**Task material**.
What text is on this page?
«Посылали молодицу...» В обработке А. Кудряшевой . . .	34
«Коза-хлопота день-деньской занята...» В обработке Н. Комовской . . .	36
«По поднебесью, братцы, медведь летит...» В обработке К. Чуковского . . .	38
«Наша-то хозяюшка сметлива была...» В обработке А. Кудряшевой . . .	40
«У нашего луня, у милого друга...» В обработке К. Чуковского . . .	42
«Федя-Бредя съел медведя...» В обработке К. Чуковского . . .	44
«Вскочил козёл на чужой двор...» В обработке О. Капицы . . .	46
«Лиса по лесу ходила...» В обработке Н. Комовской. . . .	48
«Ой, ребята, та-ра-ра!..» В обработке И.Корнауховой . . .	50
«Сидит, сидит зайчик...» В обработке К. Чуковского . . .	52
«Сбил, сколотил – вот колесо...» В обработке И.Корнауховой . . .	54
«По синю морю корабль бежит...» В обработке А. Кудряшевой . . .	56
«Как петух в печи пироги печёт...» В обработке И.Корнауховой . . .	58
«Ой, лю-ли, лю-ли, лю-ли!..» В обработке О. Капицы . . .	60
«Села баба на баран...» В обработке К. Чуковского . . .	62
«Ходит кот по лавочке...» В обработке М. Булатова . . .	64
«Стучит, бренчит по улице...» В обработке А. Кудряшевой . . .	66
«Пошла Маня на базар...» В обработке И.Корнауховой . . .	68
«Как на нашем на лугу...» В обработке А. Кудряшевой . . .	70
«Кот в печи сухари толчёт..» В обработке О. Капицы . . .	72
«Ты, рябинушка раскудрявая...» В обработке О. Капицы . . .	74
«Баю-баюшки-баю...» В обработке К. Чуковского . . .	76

**Work required**. Please reproduce all of the entries exactly as they stand.

**Written solution**.
What text is on this page?
«Посылали молодицу...» В обработке А. Кудряшевой . . .	34
«Коза-хлопота день-деньской занята...» В обработке Н. Комовской . . .	36
«По поднебесью, братцы, медведь летит...» В обработке К. Чуковского . . .	38
«Наша-то хозяюшка сметлива была...» В обработке А. Кудряшевой . . .	40
«У нашего луня, у милого друга...» В обработке К. Чуковского . . .	42
«Федя-Бредя съел медведя...» В обработке К. Чуковского . . .	44
«Вскочил козёл на чужой двор...» В обработке О. Капицы . . .	46
«Лиса по лесу ходила...» В обработке Н. Комовской. . . .	48
«Ой, ребята, та-ра-ра!..» В обработке И.Корнауховой . . .	50
«Сидит, сидит зайчик...» В обработке К. Чуковского . . .	52
«Сбил, сколотил – вот колесо...» В обработке И.Корнауховой . . .	54
«По синю морю корабль бежит...» В обработке А. Кудряшевой . . .	56
«Как петух в печи пироги печёт...» В обработке И.Корнауховой . . .	58
«Ой, лю-ли, лю-ли, лю-ли!..» В обработке О. Капицы . . .	60
«Села баба на баран...» В обработке К. Чуковского . . .	62
«Ходит кот по лавочке...» В обработке М. Булатова . . .	64
«Стучит, бренчит по улице...» В обработке А. Кудряшевой . . .	66
«Пошла Маня на базар...» В обработке И.Корнауховой . . .	68
«Как на нашем на лугу...» В обработке А. Кудряшевой . . .	70
«Кот в печи сухари толчёт..» В обработке О. Капицы . . .	72
«Ты, рябинушка раскудрявая...» В обработке О. Капицы . . .	74
«Баю-баюшки-баю...» В обработке К. Чуковского . . .	76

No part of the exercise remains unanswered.